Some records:
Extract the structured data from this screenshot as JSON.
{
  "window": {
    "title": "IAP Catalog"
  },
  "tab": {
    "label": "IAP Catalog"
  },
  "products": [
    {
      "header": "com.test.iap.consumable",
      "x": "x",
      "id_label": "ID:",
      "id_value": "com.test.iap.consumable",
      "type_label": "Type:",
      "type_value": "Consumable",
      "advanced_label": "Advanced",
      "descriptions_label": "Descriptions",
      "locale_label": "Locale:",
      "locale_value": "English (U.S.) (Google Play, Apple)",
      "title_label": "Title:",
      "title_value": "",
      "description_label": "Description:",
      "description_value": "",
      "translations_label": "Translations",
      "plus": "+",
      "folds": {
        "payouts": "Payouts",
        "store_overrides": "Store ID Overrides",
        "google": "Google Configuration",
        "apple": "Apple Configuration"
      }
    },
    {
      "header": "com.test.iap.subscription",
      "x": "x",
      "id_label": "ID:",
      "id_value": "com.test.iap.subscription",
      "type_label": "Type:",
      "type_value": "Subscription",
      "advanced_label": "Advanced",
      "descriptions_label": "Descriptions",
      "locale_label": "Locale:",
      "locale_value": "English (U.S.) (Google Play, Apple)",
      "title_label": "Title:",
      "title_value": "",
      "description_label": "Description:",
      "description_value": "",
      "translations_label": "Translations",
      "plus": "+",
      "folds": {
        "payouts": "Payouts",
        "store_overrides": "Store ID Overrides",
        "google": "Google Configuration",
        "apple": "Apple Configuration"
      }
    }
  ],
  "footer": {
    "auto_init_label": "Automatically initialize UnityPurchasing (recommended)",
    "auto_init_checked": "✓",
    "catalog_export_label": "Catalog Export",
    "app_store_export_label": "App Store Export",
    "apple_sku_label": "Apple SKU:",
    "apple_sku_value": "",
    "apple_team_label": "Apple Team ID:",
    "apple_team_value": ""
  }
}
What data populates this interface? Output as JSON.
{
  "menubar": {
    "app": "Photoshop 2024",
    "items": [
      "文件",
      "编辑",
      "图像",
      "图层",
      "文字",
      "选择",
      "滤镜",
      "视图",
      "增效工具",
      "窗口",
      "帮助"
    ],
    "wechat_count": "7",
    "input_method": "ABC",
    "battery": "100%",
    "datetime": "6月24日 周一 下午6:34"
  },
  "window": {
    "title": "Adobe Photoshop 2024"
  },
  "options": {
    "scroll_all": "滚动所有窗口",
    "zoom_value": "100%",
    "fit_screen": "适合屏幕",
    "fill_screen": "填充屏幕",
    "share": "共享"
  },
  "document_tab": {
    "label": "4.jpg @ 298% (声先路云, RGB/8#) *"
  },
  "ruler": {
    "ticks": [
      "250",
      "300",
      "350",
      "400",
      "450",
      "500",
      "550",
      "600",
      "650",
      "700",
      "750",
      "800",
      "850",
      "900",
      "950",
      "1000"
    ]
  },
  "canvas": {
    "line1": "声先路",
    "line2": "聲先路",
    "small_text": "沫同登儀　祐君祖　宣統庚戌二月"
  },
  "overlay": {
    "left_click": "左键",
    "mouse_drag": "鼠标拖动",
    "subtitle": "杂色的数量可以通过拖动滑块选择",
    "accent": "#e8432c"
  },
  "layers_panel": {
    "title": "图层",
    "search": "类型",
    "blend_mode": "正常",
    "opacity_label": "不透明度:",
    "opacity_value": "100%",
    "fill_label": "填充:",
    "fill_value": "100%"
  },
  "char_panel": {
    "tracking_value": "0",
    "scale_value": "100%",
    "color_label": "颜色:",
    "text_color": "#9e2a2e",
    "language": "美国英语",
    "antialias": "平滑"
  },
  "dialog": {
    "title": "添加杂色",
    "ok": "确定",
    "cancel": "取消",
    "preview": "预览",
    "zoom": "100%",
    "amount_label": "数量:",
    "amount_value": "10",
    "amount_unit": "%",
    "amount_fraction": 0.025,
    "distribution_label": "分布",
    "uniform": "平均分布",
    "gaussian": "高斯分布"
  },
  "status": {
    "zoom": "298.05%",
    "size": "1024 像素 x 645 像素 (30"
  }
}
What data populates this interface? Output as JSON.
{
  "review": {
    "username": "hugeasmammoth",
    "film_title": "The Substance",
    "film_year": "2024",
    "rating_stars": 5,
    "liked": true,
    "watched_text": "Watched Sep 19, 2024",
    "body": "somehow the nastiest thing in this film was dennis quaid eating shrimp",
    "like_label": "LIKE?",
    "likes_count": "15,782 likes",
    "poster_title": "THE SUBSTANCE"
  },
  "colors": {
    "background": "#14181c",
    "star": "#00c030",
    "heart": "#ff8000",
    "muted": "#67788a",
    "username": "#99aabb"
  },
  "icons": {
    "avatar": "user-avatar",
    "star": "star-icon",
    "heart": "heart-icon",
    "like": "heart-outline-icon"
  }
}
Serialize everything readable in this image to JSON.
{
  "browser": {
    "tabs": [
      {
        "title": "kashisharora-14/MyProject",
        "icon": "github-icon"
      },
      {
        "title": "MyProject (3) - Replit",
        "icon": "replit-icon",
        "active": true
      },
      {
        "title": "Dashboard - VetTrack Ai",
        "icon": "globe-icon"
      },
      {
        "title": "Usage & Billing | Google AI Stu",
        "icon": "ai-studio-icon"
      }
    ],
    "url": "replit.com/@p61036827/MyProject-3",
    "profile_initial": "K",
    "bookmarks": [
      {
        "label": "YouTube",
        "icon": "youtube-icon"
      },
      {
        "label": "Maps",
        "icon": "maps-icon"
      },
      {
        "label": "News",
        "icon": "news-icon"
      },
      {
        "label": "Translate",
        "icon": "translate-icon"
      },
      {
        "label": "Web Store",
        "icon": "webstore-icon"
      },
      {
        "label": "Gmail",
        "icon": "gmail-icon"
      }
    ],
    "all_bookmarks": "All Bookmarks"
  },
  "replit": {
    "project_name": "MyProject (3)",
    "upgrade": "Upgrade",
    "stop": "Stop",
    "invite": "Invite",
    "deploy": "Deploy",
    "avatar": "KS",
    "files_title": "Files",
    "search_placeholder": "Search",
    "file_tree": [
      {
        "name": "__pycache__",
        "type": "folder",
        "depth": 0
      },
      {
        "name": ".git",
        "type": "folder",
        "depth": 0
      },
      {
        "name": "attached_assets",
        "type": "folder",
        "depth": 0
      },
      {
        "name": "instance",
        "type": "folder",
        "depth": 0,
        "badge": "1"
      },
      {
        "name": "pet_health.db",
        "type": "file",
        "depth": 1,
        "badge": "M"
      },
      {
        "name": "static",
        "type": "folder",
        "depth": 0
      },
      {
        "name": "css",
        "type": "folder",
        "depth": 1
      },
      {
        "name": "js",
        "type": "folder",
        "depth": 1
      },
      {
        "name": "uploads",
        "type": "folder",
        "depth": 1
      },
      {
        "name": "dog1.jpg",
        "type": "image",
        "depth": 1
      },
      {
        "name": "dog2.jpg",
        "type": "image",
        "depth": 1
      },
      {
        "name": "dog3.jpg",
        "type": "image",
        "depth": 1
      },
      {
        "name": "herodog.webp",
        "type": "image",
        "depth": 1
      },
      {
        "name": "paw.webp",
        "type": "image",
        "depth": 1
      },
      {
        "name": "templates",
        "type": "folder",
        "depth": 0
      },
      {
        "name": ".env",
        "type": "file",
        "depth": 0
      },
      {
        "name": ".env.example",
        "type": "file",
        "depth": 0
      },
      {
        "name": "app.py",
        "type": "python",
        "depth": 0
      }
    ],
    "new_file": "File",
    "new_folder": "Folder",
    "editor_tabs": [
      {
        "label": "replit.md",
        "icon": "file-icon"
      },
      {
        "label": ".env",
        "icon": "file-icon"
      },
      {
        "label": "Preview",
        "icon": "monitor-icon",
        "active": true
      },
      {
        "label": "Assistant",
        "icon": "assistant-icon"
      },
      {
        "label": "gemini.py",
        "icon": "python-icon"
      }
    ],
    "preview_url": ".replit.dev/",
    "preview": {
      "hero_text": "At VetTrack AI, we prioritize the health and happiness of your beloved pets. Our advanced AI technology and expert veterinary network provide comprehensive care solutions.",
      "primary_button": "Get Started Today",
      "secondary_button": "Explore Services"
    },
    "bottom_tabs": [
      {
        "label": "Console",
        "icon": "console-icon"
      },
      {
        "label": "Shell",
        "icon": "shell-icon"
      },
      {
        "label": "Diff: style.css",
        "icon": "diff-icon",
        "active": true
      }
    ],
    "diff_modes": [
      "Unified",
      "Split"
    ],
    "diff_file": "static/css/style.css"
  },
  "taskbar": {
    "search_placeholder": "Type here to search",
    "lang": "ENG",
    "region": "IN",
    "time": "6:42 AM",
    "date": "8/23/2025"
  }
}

Instructions for the task -> Keep only those lines of the records that hold "test", and return them.

Exercise output ->
      "header": "com.test.iap.consumable",
      "id_value": "com.test.iap.consumable",
      "header": "com.test.iap.subscription",
      "id_value": "com.test.iap.subscription",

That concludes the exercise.